__Your task__.
Take every line from the material that has the word "questions" in it.

--- Start of Data lines ---

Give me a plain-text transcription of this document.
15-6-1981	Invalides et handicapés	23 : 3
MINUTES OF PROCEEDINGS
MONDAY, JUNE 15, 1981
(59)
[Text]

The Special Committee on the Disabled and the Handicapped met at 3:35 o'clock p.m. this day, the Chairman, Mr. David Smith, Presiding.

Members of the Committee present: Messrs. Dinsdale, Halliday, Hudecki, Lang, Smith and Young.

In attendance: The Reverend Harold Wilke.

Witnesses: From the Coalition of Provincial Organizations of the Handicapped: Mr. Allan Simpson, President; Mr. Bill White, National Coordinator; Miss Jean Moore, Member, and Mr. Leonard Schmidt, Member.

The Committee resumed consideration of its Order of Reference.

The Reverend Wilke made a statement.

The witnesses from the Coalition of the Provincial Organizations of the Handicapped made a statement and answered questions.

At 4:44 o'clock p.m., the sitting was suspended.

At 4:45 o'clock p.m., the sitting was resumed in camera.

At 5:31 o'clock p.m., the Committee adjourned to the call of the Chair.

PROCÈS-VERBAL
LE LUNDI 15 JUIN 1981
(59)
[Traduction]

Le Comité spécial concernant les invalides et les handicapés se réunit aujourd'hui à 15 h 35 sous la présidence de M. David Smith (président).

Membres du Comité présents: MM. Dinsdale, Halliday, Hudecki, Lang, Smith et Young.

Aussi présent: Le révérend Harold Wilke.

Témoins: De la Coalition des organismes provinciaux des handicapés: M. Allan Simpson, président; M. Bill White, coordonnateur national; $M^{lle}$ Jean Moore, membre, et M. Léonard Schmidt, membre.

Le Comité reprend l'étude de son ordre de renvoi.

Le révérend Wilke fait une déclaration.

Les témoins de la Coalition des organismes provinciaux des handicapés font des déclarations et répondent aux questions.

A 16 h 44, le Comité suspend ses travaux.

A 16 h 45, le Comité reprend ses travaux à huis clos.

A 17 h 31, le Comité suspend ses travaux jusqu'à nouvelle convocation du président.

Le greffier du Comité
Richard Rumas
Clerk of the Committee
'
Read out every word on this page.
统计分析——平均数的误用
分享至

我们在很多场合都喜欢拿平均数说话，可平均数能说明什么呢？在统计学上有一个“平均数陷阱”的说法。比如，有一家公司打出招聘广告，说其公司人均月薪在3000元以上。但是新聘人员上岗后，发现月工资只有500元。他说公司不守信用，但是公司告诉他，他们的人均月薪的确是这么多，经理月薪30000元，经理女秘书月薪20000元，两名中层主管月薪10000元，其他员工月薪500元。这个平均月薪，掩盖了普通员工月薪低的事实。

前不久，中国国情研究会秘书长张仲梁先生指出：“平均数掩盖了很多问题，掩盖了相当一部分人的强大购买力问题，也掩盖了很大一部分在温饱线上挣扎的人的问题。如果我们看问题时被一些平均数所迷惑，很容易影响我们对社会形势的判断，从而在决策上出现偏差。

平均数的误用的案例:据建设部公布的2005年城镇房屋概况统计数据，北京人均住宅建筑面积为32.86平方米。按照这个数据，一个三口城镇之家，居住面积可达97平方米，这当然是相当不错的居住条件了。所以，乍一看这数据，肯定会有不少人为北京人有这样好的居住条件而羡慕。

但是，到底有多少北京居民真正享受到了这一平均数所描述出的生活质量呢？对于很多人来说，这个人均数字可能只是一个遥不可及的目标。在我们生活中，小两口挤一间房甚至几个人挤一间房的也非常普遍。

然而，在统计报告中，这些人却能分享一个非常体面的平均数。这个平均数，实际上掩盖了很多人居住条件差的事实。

--- End of Data lines ---

__Exercise output__.
The witnesses from the Coalition of the Provincial Organizations of the Handicapped made a statement and answered questions.
Les témoins de la Coalition des organismes provinciaux des handicapés font des déclarations et répondent aux questions.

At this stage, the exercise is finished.